• Prompt
Wherever the word "Löcher" turns up in a line of the entries, copy that line.

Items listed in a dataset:

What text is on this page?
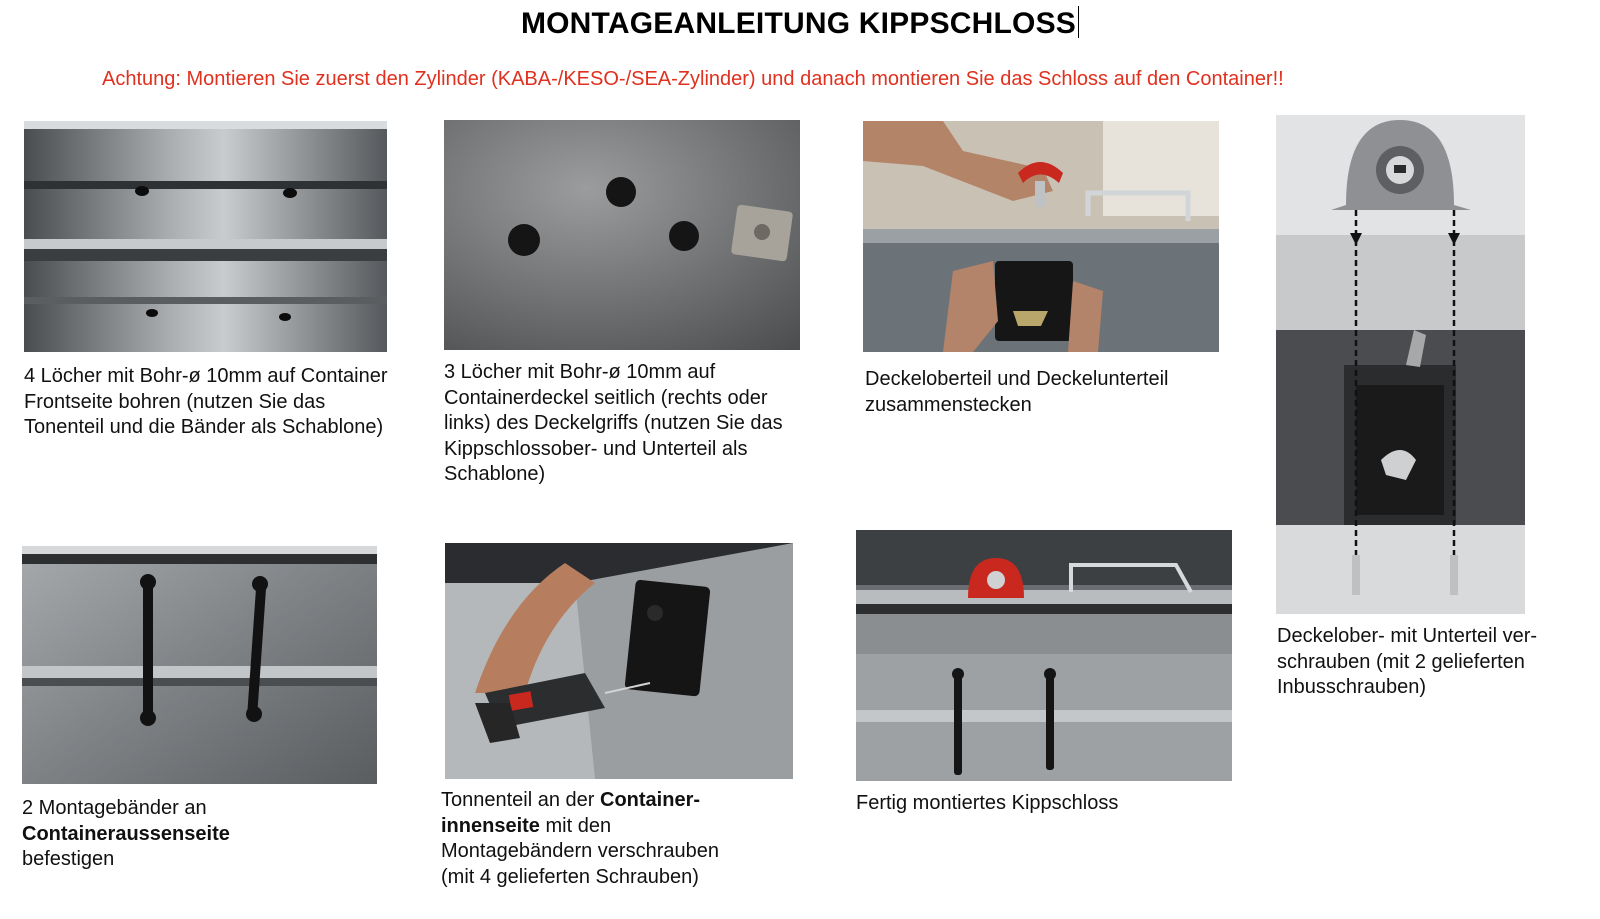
MONTAGEANLEITUNG KIPPSCHLOSS
Achtung: Montieren Sie zuerst den Zylinder (KABA-/KESO-/SEA-Zylinder) und danach montieren Sie das Schloss auf den Container!!
4 Löcher mit Bohr-ø 10mm auf Container Frontseite bohren (nutzen Sie das Tonenteil und die Bänder als Schablone)
3 Löcher mit Bohr-ø 10mm auf Containerdeckel seitlich (rechts oder links) des Deckelgriffs (nutzen Sie das Kippschlossober- und Unterteil als Schablone)
Deckeloberteil und Deckelunterteil zusammenstecken
Deckelober- mit Unterteil ver-
schrauben (mit 2 gelieferten
Inbusschrauben)
2 Montagebänder an
Containeraussenseite
befestigen
Tonnenteil an der Container-
innenseite mit den
Montagebändern verschrauben
(mit 4 gelieferten Schrauben)
Fertig montiertes Kippschloss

• Final answer
4 Löcher mit Bohr-ø 10mm auf Container Frontseite bohren (nutzen Sie das Tonenteil und die Bänder als Schablone)
3 Löcher mit Bohr-ø 10mm auf Containerdeckel seitlich (rechts oder links) des Deckelgriffs (nutzen Sie das Kippschlossober- und Unterteil als Schablone)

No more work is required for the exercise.